EXERCISE AIM: Copy out the data below verbatim.

ROWS:

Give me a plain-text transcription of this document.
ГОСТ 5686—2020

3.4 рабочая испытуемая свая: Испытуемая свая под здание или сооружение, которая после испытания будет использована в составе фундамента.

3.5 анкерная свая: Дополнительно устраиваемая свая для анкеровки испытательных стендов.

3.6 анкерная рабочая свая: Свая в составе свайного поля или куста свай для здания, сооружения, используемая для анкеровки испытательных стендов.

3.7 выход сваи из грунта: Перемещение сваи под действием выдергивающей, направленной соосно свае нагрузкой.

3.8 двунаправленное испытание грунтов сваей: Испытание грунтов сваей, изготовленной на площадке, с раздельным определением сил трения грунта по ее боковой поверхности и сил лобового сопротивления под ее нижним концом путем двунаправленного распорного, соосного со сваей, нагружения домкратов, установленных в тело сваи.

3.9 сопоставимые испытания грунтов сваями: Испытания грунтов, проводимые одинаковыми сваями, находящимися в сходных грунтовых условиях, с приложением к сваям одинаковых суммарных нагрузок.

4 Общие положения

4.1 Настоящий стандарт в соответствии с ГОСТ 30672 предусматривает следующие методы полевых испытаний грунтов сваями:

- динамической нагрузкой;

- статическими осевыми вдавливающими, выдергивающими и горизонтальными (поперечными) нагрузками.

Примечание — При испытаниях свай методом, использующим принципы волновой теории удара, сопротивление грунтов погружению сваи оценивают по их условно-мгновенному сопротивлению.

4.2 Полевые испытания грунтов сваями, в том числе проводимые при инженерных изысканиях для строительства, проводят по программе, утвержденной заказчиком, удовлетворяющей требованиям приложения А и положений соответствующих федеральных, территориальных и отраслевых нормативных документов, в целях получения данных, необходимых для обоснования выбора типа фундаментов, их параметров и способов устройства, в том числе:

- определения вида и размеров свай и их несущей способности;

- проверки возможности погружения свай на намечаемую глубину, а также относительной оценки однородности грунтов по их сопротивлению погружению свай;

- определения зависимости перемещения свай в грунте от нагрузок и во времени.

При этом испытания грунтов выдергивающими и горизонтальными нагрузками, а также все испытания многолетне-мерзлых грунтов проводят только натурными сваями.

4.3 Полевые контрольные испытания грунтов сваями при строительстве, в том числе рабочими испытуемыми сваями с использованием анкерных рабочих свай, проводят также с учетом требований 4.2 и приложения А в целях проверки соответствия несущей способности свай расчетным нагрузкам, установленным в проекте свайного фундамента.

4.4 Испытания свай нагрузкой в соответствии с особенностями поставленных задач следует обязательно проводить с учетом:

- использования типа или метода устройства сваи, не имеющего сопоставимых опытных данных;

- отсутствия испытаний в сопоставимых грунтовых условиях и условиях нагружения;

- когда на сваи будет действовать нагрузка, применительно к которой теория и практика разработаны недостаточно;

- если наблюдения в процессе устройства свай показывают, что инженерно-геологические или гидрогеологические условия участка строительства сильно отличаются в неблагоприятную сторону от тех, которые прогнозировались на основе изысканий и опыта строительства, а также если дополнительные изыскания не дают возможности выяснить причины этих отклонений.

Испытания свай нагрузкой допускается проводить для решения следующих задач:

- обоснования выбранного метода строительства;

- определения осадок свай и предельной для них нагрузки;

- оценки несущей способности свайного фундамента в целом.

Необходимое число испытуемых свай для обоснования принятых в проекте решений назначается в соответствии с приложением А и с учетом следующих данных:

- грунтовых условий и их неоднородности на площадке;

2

RESPONSE TO THE TASK:
Give me a plain-text transcription of this document.
ГОСТ 5686—2020

3.4 рабочая испытуемая свая: Испытуемая свая под здание или сооружение, которая после испытания будет использована в составе фундамента.

3.5 анкерная свая: Дополнительно устраиваемая свая для анкеровки испытательных стендов.

3.6 анкерная рабочая свая: Свая в составе свайного поля или куста свай для здания, сооружения, используемая для анкеровки испытательных стендов.

3.7 выход сваи из грунта: Перемещение сваи под действием выдергивающей, направленной соосно свае нагрузкой.

3.8 двунаправленное испытание грунтов сваей: Испытание грунтов сваей, изготовленной на площадке, с раздельным определением сил трения грунта по ее боковой поверхности и сил лобового сопротивления под ее нижним концом путем двунаправленного распорного, соосного со сваей, нагружения домкратов, установленных в тело сваи.

3.9 сопоставимые испытания грунтов сваями: Испытания грунтов, проводимые одинаковыми сваями, находящимися в сходных грунтовых условиях, с приложением к сваям одинаковых суммарных нагрузок.

4 Общие положения

4.1 Настоящий стандарт в соответствии с ГОСТ 30672 предусматривает следующие методы полевых испытаний грунтов сваями:

- динамической нагрузкой;

- статическими осевыми вдавливающими, выдергивающими и горизонтальными (поперечными) нагрузками.

Примечание — При испытаниях свай методом, использующим принципы волновой теории удара, сопротивление грунтов погружению сваи оценивают по их условно-мгновенному сопротивлению.

4.2 Полевые испытания грунтов сваями, в том числе проводимые при инженерных изысканиях для строительства, проводят по программе, утвержденной заказчиком, удовлетворяющей требованиям приложения А и положений соответствующих федеральных, территориальных и отраслевых нормативных документов, в целях получения данных, необходимых для обоснования выбора типа фундаментов, их параметров и способов устройства, в том числе:

- определения вида и размеров свай и их несущей способности;

- проверки возможности погружения свай на намечаемую глубину, а также относительной оценки однородности грунтов по их сопротивлению погружению свай;

- определения зависимости перемещения свай в грунте от нагрузок и во времени.

При этом испытания грунтов выдергивающими и горизонтальными нагрузками, а также все испытания многолетне-мерзлых грунтов проводят только натурными сваями.

4.3 Полевые контрольные испытания грунтов сваями при строительстве, в том числе рабочими испытуемыми сваями с использованием анкерных рабочих свай, проводят также с учетом требований 4.2 и приложения А в целях проверки соответствия несущей способности свай расчетным нагрузкам, установленным в проекте свайного фундамента.

4.4 Испытания свай нагрузкой в соответствии с особенностями поставленных задач следует обязательно проводить с учетом:

- использования типа или метода устройства сваи, не имеющего сопоставимых опытных данных;

- отсутствия испытаний в сопоставимых грунтовых условиях и условиях нагружения;

- когда на сваи будет действовать нагрузка, применительно к которой теория и практика разработаны недостаточно;

- если наблюдения в процессе устройства свай показывают, что инженерно-геологические или гидрогеологические условия участка строительства сильно отличаются в неблагоприятную сторону от тех, которые прогнозировались на основе изысканий и опыта строительства, а также если дополнительные изыскания не дают возможности выяснить причины этих отклонений.

Испытания свай нагрузкой допускается проводить для решения следующих задач:

- обоснования выбранного метода строительства;

- определения осадок свай и предельной для них нагрузки;

- оценки несущей способности свайного фундамента в целом.

Необходимое число испытуемых свай для обоснования принятых в проекте решений назначается в соответствии с приложением А и с учетом следующих данных:

- грунтовых условий и их неоднородности на площадке;

2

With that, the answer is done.